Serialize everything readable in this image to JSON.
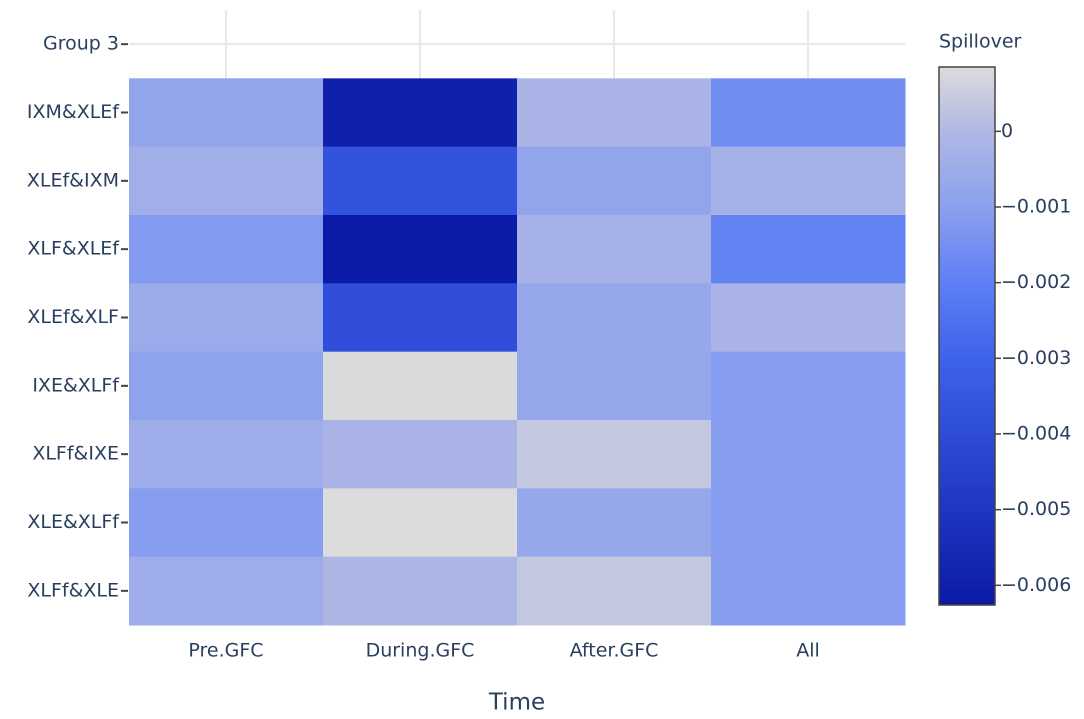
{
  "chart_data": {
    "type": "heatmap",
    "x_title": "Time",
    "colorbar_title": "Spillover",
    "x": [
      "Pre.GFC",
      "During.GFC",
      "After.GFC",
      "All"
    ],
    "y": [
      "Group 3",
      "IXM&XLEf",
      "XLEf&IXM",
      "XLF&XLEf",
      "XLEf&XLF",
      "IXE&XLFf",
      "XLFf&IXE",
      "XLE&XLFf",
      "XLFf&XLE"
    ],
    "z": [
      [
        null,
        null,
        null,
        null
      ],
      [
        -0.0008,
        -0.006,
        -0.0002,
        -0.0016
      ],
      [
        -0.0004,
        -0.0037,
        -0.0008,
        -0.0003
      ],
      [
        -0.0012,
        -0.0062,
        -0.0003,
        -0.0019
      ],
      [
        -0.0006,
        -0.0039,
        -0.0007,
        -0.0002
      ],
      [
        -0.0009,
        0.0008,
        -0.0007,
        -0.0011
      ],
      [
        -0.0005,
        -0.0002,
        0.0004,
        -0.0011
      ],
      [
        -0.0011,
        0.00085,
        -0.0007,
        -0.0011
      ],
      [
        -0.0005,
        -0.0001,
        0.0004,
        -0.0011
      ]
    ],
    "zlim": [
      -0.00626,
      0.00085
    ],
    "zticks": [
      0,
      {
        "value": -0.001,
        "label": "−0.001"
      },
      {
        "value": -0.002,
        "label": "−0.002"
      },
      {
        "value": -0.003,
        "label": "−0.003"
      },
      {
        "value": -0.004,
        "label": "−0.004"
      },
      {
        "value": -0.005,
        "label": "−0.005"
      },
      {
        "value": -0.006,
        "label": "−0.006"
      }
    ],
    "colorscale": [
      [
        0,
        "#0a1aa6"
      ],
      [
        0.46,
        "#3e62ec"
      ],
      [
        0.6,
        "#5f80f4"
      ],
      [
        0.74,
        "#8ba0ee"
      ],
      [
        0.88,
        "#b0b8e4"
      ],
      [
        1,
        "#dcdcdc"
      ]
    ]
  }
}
━━━━━━━━━━━━━━━━━━━━
◆ What is asked
List every line in the records above that contains the word "value".

◆ Task response
        "value": -0.001,
        "value": -0.002,
        "value": -0.003,
        "value": -0.004,
        "value": -0.005,
        "value": -0.006,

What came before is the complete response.